### Goal of the exercise:
Retype the material that follows, keeping every word as it is.

### Supplied material:

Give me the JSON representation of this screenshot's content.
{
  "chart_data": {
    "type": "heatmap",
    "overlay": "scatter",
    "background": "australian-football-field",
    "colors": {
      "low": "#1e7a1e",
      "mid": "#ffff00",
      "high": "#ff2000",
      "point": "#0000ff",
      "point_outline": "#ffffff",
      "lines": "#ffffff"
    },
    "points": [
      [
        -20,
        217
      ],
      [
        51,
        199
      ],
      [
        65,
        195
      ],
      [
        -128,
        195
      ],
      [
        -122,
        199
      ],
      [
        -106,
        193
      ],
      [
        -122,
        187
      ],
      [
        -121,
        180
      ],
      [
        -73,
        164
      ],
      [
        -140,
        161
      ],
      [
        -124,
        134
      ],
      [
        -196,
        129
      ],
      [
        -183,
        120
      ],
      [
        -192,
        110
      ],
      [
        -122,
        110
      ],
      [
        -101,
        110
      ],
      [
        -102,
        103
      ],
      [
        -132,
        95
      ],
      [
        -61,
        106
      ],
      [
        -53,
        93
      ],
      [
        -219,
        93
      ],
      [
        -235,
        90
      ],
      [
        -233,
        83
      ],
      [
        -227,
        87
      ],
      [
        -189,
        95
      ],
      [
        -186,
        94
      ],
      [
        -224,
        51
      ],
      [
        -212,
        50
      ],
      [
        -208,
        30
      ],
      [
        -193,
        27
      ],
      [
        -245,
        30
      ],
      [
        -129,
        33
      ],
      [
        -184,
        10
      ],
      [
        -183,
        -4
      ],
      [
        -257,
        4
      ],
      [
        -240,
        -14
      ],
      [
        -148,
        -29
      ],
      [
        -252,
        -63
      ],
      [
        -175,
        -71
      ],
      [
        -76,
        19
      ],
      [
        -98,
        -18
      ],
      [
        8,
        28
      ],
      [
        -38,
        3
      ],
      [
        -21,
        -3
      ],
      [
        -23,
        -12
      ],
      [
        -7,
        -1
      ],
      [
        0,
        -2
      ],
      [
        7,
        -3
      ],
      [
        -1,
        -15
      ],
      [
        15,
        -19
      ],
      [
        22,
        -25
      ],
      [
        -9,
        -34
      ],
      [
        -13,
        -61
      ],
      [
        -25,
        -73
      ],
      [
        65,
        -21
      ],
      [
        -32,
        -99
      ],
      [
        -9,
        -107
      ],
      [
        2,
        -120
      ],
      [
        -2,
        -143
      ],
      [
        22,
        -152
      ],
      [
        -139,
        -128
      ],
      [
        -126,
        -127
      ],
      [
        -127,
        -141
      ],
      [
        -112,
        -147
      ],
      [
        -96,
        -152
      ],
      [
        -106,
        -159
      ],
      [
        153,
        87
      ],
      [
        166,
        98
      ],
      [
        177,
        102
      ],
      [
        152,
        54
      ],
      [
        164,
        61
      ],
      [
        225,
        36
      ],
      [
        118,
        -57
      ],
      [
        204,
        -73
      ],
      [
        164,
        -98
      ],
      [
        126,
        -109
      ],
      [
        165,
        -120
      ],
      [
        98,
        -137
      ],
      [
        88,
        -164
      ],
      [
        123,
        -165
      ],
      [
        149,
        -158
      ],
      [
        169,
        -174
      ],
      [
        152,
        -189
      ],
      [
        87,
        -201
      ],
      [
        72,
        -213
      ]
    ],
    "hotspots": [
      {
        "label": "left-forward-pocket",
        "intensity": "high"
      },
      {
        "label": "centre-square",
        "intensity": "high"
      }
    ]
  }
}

### Answer to this task:
Give me the JSON representation of this screenshot's content.
{
  "chart_data": {
    "type": "heatmap",
    "overlay": "scatter",
    "background": "australian-football-field",
    "colors": {
      "low": "#1e7a1e",
      "mid": "#ffff00",
      "high": "#ff2000",
      "point": "#0000ff",
      "point_outline": "#ffffff",
      "lines": "#ffffff"
    },
    "points": [
      [
        -20,
        217
      ],
      [
        51,
        199
      ],
      [
        65,
        195
      ],
      [
        -128,
        195
      ],
      [
        -122,
        199
      ],
      [
        -106,
        193
      ],
      [
        -122,
        187
      ],
      [
        -121,
        180
      ],
      [
        -73,
        164
      ],
      [
        -140,
        161
      ],
      [
        -124,
        134
      ],
      [
        -196,
        129
      ],
      [
        -183,
        120
      ],
      [
        -192,
        110
      ],
      [
        -122,
        110
      ],
      [
        -101,
        110
      ],
      [
        -102,
        103
      ],
      [
        -132,
        95
      ],
      [
        -61,
        106
      ],
      [
        -53,
        93
      ],
      [
        -219,
        93
      ],
      [
        -235,
        90
      ],
      [
        -233,
        83
      ],
      [
        -227,
        87
      ],
      [
        -189,
        95
      ],
      [
        -186,
        94
      ],
      [
        -224,
        51
      ],
      [
        -212,
        50
      ],
      [
        -208,
        30
      ],
      [
        -193,
        27
      ],
      [
        -245,
        30
      ],
      [
        -129,
        33
      ],
      [
        -184,
        10
      ],
      [
        -183,
        -4
      ],
      [
        -257,
        4
      ],
      [
        -240,
        -14
      ],
      [
        -148,
        -29
      ],
      [
        -252,
        -63
      ],
      [
        -175,
        -71
      ],
      [
        -76,
        19
      ],
      [
        -98,
        -18
      ],
      [
        8,
        28
      ],
      [
        -38,
        3
      ],
      [
        -21,
        -3
      ],
      [
        -23,
        -12
      ],
      [
        -7,
        -1
      ],
      [
        0,
        -2
      ],
      [
        7,
        -3
      ],
      [
        -1,
        -15
      ],
      [
        15,
        -19
      ],
      [
        22,
        -25
      ],
      [
        -9,
        -34
      ],
      [
        -13,
        -61
      ],
      [
        -25,
        -73
      ],
      [
        65,
        -21
      ],
      [
        -32,
        -99
      ],
      [
        -9,
        -107
      ],
      [
        2,
        -120
      ],
      [
        -2,
        -143
      ],
      [
        22,
        -152
      ],
      [
        -139,
        -128
      ],
      [
        -126,
        -127
      ],
      [
        -127,
        -141
      ],
      [
        -112,
        -147
      ],
      [
        -96,
        -152
      ],
      [
        -106,
        -159
      ],
      [
        153,
        87
      ],
      [
        166,
        98
      ],
      [
        177,
        102
      ],
      [
        152,
        54
      ],
      [
        164,
        61
      ],
      [
        225,
        36
      ],
      [
        118,
        -57
      ],
      [
        204,
        -73
      ],
      [
        164,
        -98
      ],
      [
        126,
        -109
      ],
      [
        165,
        -120
      ],
      [
        98,
        -137
      ],
      [
        88,
        -164
      ],
      [
        123,
        -165
      ],
      [
        149,
        -158
      ],
      [
        169,
        -174
      ],
      [
        152,
        -189
      ],
      [
        87,
        -201
      ],
      [
        72,
        -213
      ]
    ],
    "hotspots": [
      {
        "label": "left-forward-pocket",
        "intensity": "high"
      },
      {
        "label": "centre-square",
        "intensity": "high"
      }
    ]
  }
}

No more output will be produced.